**TO DO:** Retype all of the data. Every line must match exactly.

━━━

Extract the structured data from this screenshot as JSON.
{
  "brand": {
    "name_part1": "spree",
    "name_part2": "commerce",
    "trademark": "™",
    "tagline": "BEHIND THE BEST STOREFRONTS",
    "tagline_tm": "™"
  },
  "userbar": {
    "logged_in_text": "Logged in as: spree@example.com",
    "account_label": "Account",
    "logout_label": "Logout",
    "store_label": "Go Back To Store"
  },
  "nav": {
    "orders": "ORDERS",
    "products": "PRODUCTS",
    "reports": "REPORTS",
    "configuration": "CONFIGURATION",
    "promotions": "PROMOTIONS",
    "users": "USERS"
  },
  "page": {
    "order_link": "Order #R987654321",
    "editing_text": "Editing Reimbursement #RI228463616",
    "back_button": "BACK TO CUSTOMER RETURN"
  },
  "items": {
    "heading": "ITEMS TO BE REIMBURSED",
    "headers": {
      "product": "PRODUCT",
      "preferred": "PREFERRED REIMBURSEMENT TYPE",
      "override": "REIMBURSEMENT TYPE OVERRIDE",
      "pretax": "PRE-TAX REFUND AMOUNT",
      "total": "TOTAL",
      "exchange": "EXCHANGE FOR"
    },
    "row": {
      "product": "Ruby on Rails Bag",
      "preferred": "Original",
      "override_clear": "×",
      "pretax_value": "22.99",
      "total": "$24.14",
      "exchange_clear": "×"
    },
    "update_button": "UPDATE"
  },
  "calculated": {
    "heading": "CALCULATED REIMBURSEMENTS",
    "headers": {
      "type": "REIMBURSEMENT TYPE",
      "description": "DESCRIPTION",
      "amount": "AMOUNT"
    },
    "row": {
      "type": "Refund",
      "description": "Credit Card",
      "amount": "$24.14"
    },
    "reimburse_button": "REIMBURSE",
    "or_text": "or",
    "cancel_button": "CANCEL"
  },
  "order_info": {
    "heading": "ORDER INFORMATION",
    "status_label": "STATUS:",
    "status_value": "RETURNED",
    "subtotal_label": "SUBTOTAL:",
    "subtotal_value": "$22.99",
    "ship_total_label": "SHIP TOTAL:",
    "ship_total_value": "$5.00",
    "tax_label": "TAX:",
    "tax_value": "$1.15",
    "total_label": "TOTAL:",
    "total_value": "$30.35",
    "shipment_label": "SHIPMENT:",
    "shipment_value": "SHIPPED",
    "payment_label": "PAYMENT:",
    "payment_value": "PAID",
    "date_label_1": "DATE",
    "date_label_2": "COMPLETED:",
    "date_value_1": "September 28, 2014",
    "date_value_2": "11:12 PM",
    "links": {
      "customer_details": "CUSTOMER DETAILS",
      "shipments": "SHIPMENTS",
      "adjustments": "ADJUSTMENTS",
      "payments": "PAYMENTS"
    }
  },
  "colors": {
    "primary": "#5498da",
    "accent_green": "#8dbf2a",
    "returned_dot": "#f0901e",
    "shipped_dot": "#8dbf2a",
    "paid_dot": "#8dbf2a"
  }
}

━━━

**THE RESULT:**
Extract the structured data from this screenshot as JSON.
{
  "brand": {
    "name_part1": "spree",
    "name_part2": "commerce",
    "trademark": "™",
    "tagline": "BEHIND THE BEST STOREFRONTS",
    "tagline_tm": "™"
  },
  "userbar": {
    "logged_in_text": "Logged in as: spree@example.com",
    "account_label": "Account",
    "logout_label": "Logout",
    "store_label": "Go Back To Store"
  },
  "nav": {
    "orders": "ORDERS",
    "products": "PRODUCTS",
    "reports": "REPORTS",
    "configuration": "CONFIGURATION",
    "promotions": "PROMOTIONS",
    "users": "USERS"
  },
  "page": {
    "order_link": "Order #R987654321",
    "editing_text": "Editing Reimbursement #RI228463616",
    "back_button": "BACK TO CUSTOMER RETURN"
  },
  "items": {
    "heading": "ITEMS TO BE REIMBURSED",
    "headers": {
      "product": "PRODUCT",
      "preferred": "PREFERRED REIMBURSEMENT TYPE",
      "override": "REIMBURSEMENT TYPE OVERRIDE",
      "pretax": "PRE-TAX REFUND AMOUNT",
      "total": "TOTAL",
      "exchange": "EXCHANGE FOR"
    },
    "row": {
      "product": "Ruby on Rails Bag",
      "preferred": "Original",
      "override_clear": "×",
      "pretax_value": "22.99",
      "total": "$24.14",
      "exchange_clear": "×"
    },
    "update_button": "UPDATE"
  },
  "calculated": {
    "heading": "CALCULATED REIMBURSEMENTS",
    "headers": {
      "type": "REIMBURSEMENT TYPE",
      "description": "DESCRIPTION",
      "amount": "AMOUNT"
    },
    "row": {
      "type": "Refund",
      "description": "Credit Card",
      "amount": "$24.14"
    },
    "reimburse_button": "REIMBURSE",
    "or_text": "or",
    "cancel_button": "CANCEL"
  },
  "order_info": {
    "heading": "ORDER INFORMATION",
    "status_label": "STATUS:",
    "status_value": "RETURNED",
    "subtotal_label": "SUBTOTAL:",
    "subtotal_value": "$22.99",
    "ship_total_label": "SHIP TOTAL:",
    "ship_total_value": "$5.00",
    "tax_label": "TAX:",
    "tax_value": "$1.15",
    "total_label": "TOTAL:",
    "total_value": "$30.35",
    "shipment_label": "SHIPMENT:",
    "shipment_value": "SHIPPED",
    "payment_label": "PAYMENT:",
    "payment_value": "PAID",
    "date_label_1": "DATE",
    "date_label_2": "COMPLETED:",
    "date_value_1": "September 28, 2014",
    "date_value_2": "11:12 PM",
    "links": {
      "customer_details": "CUSTOMER DETAILS",
      "shipments": "SHIPMENTS",
      "adjustments": "ADJUSTMENTS",
      "payments": "PAYMENTS"
    }
  },
  "colors": {
    "primary": "#5498da",
    "accent_green": "#8dbf2a",
    "returned_dot": "#f0901e",
    "shipped_dot": "#8dbf2a",
    "paid_dot": "#8dbf2a"
  }
}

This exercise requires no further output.